Provided material »
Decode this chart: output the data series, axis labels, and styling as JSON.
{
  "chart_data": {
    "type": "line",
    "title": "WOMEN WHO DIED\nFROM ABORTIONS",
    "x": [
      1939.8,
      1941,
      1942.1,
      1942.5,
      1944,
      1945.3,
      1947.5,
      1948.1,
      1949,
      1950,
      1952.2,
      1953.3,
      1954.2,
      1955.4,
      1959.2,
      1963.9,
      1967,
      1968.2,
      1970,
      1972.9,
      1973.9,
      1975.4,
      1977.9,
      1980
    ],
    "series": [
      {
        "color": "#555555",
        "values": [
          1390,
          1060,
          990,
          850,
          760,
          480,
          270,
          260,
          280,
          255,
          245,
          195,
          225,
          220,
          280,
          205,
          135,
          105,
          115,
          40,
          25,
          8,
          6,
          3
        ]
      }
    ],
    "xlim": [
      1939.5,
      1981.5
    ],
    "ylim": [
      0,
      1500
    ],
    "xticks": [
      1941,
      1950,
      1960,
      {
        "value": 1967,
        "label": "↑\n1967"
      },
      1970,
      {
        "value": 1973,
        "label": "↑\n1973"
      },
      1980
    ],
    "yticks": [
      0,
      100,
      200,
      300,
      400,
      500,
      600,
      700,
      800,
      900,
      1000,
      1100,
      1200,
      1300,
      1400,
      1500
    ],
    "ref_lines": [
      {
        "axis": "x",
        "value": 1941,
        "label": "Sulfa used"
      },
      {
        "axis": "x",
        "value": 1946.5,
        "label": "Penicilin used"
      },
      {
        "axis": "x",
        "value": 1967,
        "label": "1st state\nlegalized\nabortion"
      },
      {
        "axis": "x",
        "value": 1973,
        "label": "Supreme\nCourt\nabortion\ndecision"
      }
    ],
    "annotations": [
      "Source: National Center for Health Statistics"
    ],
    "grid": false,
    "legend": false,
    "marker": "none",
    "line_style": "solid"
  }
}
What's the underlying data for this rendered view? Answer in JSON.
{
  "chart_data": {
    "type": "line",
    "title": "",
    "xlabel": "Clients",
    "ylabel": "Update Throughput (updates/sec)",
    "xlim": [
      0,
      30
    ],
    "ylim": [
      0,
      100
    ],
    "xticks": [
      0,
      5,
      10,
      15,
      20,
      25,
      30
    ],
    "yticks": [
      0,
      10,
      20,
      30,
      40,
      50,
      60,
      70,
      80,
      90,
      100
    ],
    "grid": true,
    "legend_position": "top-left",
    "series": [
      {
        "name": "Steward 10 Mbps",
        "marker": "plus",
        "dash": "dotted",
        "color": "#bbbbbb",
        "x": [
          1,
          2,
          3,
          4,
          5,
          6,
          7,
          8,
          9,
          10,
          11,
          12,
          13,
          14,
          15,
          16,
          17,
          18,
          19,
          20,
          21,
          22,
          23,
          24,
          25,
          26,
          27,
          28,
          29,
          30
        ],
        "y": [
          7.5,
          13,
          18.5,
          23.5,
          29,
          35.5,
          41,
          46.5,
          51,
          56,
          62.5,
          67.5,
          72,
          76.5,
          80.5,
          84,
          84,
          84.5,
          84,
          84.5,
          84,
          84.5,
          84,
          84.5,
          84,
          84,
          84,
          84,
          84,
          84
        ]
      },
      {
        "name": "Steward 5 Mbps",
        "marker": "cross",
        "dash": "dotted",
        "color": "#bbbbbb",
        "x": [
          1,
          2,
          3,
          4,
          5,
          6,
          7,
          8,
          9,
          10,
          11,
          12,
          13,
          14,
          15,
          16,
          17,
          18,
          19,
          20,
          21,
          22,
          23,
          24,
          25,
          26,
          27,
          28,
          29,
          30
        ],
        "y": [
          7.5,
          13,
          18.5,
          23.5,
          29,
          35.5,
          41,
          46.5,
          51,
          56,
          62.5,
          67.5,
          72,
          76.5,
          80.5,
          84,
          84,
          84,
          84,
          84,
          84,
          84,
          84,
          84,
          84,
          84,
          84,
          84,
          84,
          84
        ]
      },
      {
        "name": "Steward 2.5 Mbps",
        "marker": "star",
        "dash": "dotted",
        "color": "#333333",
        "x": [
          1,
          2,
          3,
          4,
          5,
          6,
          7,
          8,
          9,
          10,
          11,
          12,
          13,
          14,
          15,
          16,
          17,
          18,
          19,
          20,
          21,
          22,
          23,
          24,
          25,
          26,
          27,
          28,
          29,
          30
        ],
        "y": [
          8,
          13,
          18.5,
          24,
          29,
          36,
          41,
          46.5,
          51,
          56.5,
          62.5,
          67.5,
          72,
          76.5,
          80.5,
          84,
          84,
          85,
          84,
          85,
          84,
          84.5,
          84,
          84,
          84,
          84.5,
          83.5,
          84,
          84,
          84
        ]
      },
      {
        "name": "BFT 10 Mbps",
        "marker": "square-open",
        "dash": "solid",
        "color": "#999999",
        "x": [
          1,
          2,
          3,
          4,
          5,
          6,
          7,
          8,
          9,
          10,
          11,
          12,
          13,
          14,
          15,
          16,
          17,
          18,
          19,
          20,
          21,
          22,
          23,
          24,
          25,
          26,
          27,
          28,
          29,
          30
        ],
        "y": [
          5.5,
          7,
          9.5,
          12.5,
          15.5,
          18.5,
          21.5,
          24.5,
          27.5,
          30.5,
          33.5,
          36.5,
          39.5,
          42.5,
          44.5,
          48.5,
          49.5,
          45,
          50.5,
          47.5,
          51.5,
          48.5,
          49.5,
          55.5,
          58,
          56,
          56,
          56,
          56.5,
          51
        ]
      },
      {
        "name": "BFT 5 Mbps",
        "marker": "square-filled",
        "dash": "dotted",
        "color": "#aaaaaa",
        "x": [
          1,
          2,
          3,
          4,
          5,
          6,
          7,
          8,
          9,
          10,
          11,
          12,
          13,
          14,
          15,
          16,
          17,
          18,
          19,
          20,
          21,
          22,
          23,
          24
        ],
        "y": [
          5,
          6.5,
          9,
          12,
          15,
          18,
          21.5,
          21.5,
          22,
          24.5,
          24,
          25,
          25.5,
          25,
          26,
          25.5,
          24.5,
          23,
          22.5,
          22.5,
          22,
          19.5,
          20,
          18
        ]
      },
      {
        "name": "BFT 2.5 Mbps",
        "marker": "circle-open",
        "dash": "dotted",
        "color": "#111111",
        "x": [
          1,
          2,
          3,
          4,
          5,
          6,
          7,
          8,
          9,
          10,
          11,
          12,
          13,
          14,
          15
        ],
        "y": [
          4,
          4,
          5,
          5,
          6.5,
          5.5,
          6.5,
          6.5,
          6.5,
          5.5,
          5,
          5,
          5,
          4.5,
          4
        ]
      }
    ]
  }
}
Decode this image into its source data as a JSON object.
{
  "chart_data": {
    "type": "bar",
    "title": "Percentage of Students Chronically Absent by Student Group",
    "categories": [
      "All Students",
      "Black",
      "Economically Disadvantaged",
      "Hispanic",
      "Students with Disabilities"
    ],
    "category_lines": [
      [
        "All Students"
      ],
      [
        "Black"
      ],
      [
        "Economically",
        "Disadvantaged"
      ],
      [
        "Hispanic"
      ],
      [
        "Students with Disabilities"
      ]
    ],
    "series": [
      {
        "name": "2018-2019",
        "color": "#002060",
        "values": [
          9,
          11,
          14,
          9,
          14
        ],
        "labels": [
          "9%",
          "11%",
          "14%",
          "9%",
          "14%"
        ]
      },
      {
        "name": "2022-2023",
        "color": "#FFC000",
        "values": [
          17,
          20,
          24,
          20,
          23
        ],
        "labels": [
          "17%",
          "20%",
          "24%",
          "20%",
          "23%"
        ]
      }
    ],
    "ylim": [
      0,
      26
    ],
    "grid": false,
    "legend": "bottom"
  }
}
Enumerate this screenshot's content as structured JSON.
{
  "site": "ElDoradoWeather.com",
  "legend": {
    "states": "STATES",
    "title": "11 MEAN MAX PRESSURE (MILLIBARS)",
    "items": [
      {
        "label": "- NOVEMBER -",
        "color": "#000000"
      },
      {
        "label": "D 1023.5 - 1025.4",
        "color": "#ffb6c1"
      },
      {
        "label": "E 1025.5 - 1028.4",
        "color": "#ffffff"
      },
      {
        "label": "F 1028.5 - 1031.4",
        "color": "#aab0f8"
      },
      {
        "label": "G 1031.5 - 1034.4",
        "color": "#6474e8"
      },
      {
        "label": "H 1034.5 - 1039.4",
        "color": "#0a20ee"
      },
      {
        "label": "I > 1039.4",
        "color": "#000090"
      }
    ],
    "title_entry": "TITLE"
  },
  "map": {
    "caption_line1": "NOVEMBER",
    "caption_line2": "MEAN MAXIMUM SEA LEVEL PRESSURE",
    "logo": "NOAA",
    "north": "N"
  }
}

Problem »
Your answer should be a single number: the count of lines containing the word "Economically".

Result below »
2